DATA ENTRIES:
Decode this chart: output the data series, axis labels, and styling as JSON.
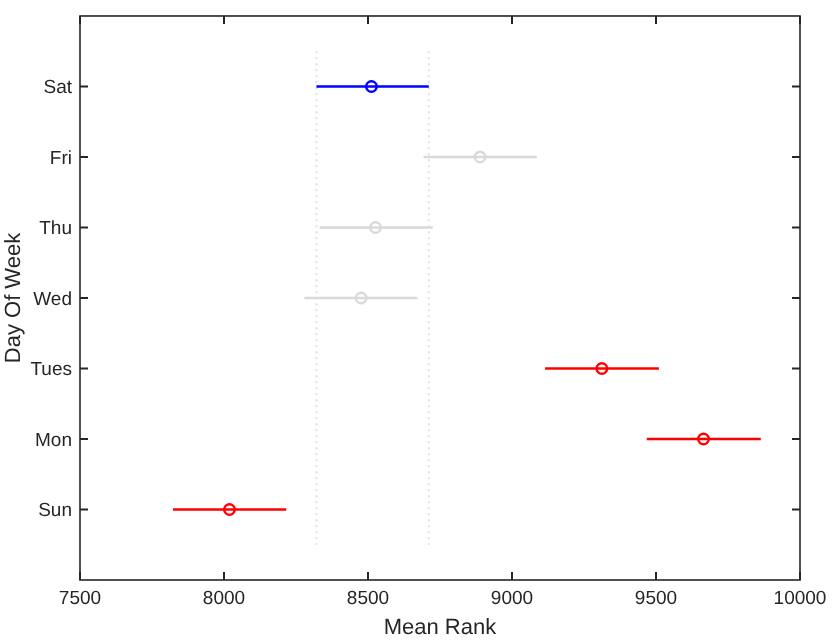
{
  "chart_data": {
    "type": "scatter",
    "orientation": "horizontal",
    "xlabel": "Mean Rank",
    "ylabel": "Day Of Week",
    "categories": [
      "Sat",
      "Fri",
      "Thu",
      "Wed",
      "Tues",
      "Mon",
      "Sun"
    ],
    "values": [
      8512,
      8889,
      8526,
      8476,
      9312,
      9665,
      8019
    ],
    "errors": [
      [
        8321,
        8711
      ],
      [
        8693,
        9086
      ],
      [
        8332,
        8725
      ],
      [
        8279,
        8672
      ],
      [
        9115,
        9510
      ],
      [
        9468,
        9864
      ],
      [
        7823,
        8216
      ]
    ],
    "colors": [
      "#0000ff",
      "#d9d9d9",
      "#d9d9d9",
      "#d9d9d9",
      "#ff0000",
      "#ff0000",
      "#ff0000"
    ],
    "marker": "circle",
    "grid": false,
    "xlim": [
      7500,
      10000
    ],
    "xticks": [
      7500,
      8000,
      8500,
      9000,
      9500,
      10000
    ],
    "ref_lines": [
      {
        "axis": "x",
        "value": 8321,
        "color": "#e0e0e0",
        "line_style": "dotted"
      },
      {
        "axis": "x",
        "value": 8711,
        "color": "#e0e0e0",
        "line_style": "dotted"
      }
    ]
  }
}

PROBLEM DESCRIPTION:
Restate the records word for word, omitting images.

REPLY:
Decode this chart: output the data series, axis labels, and styling as JSON.
{
  "chart_data": {
    "type": "scatter",
    "orientation": "horizontal",
    "xlabel": "Mean Rank",
    "ylabel": "Day Of Week",
    "categories": [
      "Sat",
      "Fri",
      "Thu",
      "Wed",
      "Tues",
      "Mon",
      "Sun"
    ],
    "values": [
      8512,
      8889,
      8526,
      8476,
      9312,
      9665,
      8019
    ],
    "errors": [
      [
        8321,
        8711
      ],
      [
        8693,
        9086
      ],
      [
        8332,
        8725
      ],
      [
        8279,
        8672
      ],
      [
        9115,
        9510
      ],
      [
        9468,
        9864
      ],
      [
        7823,
        8216
      ]
    ],
    "colors": [
      "#0000ff",
      "#d9d9d9",
      "#d9d9d9",
      "#d9d9d9",
      "#ff0000",
      "#ff0000",
      "#ff0000"
    ],
    "marker": "circle",
    "grid": false,
    "xlim": [
      7500,
      10000
    ],
    "xticks": [
      7500,
      8000,
      8500,
      9000,
      9500,
      10000
    ],
    "ref_lines": [
      {
        "axis": "x",
        "value": 8321,
        "color": "#e0e0e0",
        "line_style": "dotted"
      },
      {
        "axis": "x",
        "value": 8711,
        "color": "#e0e0e0",
        "line_style": "dotted"
      }
    ]
  }
}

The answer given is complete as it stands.